EXTRACTED INFORMATION:
▼

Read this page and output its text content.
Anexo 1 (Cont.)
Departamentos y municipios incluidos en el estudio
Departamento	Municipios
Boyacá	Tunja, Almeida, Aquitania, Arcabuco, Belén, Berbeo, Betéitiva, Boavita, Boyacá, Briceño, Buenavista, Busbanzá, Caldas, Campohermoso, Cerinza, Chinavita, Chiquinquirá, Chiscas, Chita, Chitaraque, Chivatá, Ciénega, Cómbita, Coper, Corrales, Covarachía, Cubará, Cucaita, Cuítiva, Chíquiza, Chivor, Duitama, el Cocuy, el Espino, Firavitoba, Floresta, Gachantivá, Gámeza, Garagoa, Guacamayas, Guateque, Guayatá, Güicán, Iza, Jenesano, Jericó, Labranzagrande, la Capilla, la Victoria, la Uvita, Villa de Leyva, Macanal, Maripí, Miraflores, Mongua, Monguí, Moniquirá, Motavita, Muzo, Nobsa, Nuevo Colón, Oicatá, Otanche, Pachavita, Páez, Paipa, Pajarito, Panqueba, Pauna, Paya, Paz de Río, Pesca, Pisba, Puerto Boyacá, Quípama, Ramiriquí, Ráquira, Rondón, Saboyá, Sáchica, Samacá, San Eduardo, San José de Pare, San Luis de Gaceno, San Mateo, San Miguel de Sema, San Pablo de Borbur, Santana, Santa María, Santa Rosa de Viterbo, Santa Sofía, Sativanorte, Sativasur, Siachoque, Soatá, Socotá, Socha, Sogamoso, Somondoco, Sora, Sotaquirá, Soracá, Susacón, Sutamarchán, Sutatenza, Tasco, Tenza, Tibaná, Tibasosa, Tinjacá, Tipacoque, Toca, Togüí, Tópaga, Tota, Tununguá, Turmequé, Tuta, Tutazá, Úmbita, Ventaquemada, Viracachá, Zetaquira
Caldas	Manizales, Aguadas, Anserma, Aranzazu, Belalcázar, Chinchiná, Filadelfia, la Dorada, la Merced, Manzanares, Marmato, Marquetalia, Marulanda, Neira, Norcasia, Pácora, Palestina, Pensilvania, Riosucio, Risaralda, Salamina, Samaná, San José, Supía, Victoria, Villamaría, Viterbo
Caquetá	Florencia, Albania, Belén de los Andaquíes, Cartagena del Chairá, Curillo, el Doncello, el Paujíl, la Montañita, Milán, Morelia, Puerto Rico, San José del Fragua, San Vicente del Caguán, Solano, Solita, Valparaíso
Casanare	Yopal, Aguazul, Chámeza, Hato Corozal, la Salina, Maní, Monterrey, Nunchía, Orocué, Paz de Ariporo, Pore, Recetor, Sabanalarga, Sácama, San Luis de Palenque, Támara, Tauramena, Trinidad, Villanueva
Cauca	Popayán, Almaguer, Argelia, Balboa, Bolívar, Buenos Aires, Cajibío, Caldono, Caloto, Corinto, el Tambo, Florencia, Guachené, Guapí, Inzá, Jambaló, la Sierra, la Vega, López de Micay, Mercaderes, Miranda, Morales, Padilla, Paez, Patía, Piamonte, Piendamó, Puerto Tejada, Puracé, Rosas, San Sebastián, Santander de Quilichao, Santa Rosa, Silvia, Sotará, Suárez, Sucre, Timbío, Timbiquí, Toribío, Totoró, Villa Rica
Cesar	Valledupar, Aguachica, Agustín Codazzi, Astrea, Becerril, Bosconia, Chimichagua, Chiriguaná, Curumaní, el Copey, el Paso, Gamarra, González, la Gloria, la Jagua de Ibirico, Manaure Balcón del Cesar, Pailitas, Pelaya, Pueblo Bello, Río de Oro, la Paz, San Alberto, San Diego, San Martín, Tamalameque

▲

YOUR GOAL: Copy out every line with the word "Florencia".

SOLUTION FOR THIS TASK:
Caquetá	Florencia, Albania, Belén de los Andaquíes, Cartagena del Chairá, Curillo, el Doncello, el Paujíl, la Montañita, Milán, Morelia, Puerto Rico, San José del Fragua, San Vicente del Caguán, Solano, Solita, Valparaíso
Cauca	Popayán, Almaguer, Argelia, Balboa, Bolívar, Buenos Aires, Cajibío, Caldono, Caloto, Corinto, el Tambo, Florencia, Guachené, Guapí, Inzá, Jambaló, la Sierra, la Vega, López de Micay, Mercaderes, Miranda, Morales, Padilla, Paez, Patía, Piamonte, Piendamó, Puerto Tejada, Puracé, Rosas, San Sebastián, Santander de Quilichao, Santa Rosa, Silvia, Sotará, Suárez, Sucre, Timbío, Timbiquí, Toribío, Totoró, Villa Rica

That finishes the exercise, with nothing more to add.